Supplied material =

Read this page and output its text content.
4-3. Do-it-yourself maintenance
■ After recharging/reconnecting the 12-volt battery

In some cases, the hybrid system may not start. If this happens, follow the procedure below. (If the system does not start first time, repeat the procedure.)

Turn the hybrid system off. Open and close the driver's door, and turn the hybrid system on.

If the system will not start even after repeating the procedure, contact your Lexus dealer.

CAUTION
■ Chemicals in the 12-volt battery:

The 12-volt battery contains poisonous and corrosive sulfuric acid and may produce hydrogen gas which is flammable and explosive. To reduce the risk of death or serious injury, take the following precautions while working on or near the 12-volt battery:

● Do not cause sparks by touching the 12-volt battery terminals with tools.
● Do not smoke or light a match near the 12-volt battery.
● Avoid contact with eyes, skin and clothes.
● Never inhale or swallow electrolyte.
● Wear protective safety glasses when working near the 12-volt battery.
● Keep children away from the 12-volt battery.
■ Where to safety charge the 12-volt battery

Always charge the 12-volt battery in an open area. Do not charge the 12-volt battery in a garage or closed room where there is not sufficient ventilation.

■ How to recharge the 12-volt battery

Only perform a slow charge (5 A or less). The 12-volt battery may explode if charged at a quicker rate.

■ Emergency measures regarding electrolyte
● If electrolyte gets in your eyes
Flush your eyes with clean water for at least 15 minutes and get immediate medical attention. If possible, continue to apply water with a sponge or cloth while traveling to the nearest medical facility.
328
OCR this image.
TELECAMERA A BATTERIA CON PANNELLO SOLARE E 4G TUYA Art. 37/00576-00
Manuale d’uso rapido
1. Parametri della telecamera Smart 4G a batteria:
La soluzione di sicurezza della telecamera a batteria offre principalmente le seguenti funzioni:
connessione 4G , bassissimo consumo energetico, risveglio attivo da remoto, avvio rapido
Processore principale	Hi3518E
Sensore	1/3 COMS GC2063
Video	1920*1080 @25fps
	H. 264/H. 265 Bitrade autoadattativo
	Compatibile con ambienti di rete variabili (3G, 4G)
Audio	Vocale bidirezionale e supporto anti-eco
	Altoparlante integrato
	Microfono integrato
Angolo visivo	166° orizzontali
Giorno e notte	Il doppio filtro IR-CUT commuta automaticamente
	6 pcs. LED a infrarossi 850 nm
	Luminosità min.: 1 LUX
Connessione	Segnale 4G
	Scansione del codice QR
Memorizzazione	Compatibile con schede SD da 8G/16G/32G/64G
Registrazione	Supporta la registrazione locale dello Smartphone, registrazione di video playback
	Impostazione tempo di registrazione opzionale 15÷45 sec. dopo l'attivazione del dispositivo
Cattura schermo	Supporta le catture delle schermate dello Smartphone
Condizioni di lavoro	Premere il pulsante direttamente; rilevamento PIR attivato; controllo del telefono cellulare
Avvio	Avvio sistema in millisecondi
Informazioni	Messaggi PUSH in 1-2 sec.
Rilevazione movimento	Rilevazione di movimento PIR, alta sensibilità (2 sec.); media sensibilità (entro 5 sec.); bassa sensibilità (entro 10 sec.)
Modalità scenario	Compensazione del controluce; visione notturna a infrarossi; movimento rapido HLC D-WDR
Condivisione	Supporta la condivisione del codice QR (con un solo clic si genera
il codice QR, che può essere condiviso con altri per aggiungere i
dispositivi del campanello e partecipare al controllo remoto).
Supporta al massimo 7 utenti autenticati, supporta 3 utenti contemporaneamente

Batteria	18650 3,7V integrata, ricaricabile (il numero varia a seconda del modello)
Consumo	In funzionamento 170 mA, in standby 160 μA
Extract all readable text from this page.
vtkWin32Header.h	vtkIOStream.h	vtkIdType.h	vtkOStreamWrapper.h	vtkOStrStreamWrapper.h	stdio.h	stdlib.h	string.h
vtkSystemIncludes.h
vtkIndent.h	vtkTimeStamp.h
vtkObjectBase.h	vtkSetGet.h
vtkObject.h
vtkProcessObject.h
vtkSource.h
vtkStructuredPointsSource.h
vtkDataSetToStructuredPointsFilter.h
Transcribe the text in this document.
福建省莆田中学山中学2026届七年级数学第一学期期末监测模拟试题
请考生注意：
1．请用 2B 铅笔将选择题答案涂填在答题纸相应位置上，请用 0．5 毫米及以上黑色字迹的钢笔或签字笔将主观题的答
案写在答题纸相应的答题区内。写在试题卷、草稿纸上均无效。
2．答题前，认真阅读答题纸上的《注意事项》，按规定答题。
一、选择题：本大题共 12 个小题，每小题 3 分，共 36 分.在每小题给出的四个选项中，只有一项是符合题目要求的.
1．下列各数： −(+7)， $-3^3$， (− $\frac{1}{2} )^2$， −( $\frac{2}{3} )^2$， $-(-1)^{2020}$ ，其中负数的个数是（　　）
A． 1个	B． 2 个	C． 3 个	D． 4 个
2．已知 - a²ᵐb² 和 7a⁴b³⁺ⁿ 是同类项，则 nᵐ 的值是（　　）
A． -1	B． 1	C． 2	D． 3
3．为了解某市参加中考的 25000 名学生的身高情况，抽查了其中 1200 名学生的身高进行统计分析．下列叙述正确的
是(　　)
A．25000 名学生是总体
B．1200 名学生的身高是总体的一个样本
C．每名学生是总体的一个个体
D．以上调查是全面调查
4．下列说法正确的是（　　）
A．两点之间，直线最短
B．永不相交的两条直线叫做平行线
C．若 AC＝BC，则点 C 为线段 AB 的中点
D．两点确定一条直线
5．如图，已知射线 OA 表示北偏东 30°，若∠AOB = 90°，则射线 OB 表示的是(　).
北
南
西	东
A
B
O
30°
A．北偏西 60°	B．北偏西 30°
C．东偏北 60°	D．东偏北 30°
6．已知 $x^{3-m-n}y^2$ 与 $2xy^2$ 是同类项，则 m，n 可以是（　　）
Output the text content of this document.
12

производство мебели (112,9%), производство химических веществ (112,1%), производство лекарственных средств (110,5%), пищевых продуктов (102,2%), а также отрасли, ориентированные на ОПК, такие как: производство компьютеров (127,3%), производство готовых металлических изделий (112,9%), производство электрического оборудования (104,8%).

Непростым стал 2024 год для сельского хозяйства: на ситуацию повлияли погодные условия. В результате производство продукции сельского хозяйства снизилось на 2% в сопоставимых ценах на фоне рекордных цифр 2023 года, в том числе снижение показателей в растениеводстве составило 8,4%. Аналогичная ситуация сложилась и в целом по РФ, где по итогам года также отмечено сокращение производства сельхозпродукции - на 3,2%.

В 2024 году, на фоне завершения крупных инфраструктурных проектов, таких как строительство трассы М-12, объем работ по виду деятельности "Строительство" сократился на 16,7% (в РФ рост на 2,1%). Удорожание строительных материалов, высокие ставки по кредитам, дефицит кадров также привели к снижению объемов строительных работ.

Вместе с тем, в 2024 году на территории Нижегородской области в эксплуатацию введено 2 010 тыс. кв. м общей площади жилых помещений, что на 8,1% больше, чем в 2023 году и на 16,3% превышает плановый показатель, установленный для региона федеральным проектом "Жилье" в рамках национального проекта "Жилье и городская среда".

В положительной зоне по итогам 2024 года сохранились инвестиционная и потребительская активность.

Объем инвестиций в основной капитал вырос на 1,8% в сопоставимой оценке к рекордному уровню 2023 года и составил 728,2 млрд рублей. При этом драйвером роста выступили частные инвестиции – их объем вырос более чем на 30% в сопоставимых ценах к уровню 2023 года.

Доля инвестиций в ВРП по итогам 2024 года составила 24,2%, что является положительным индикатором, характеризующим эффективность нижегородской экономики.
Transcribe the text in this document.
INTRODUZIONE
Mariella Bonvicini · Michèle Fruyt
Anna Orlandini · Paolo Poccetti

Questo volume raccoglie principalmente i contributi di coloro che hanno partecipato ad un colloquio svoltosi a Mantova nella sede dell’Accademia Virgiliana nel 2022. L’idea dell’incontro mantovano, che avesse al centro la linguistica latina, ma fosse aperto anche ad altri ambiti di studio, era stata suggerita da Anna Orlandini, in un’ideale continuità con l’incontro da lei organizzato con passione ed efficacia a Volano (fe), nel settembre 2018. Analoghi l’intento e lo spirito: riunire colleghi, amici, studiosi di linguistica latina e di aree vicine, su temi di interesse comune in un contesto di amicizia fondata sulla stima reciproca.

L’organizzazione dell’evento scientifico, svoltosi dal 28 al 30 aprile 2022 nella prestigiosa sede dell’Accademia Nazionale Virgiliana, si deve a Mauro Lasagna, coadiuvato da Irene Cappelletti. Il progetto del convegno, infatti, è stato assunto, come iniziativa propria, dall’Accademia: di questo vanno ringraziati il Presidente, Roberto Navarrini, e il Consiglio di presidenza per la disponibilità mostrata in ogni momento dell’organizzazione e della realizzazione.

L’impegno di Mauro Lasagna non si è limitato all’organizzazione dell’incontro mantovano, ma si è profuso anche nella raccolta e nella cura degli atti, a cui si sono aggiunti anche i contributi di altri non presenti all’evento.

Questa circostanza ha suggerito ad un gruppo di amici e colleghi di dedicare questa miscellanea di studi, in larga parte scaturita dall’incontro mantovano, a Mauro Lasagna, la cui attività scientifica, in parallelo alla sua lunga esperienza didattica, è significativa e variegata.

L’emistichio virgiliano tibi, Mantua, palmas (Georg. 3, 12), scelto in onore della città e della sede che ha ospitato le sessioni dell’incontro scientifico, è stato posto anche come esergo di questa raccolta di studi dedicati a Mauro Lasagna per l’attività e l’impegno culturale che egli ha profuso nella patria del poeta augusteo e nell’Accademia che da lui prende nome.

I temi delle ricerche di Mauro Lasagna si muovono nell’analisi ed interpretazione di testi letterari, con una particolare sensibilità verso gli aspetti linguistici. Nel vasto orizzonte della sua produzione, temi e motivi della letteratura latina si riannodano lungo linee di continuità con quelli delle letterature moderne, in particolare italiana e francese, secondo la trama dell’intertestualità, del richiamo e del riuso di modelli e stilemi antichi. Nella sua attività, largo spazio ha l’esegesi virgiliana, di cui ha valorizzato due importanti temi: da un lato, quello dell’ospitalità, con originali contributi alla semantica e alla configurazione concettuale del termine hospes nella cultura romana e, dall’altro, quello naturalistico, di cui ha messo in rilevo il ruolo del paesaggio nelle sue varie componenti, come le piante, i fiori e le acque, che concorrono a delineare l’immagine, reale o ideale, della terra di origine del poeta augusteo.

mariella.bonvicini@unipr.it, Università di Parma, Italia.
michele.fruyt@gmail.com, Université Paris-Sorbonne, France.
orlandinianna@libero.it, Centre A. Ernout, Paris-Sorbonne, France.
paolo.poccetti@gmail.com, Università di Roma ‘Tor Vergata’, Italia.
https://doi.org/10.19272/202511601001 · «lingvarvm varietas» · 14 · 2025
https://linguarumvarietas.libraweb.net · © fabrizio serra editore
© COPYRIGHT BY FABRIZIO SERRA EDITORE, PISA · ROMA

Exercise prompt = Above are the records. Copy every line in them holding "hybrid".

Task response =
In some cases, the hybrid system may not start. If this happens, follow the procedure below. (If the system does not start first time, repeat the procedure.)
Turn the hybrid system off. Open and close the driver's door, and turn the hybrid system on.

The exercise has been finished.